What to work on:
What is the count of lines that hold the word "document"? Give only the number.

::::

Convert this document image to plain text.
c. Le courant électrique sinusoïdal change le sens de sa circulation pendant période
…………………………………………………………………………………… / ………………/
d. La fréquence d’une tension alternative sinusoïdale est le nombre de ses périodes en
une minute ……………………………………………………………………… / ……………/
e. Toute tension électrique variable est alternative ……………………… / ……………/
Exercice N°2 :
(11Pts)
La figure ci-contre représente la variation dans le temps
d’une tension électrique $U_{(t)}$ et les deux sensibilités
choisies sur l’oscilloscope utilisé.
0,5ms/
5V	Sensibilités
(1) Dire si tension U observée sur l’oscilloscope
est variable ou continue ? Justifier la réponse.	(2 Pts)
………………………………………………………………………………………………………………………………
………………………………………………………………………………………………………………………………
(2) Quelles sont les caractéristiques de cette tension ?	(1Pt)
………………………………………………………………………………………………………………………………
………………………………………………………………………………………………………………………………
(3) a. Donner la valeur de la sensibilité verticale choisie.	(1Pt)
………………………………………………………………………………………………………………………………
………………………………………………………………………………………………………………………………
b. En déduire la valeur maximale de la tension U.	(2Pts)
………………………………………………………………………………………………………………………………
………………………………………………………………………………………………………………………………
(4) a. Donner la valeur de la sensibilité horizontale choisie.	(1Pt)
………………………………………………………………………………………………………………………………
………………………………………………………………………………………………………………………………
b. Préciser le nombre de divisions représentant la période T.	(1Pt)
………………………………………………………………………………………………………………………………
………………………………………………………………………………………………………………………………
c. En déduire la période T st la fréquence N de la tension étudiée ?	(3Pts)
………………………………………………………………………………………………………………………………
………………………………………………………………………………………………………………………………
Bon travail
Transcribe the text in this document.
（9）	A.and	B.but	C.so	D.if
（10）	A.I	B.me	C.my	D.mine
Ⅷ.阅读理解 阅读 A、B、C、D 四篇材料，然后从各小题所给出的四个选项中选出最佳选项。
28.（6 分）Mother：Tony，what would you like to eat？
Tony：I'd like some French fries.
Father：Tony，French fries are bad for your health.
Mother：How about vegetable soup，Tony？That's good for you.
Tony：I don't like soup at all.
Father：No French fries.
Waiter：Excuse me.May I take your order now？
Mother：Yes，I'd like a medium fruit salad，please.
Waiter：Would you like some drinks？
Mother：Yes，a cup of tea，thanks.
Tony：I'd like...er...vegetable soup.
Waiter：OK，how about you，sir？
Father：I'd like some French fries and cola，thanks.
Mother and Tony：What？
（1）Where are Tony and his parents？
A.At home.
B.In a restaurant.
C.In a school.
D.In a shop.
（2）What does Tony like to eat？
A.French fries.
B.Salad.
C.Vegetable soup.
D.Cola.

::::

Solution to this task:
2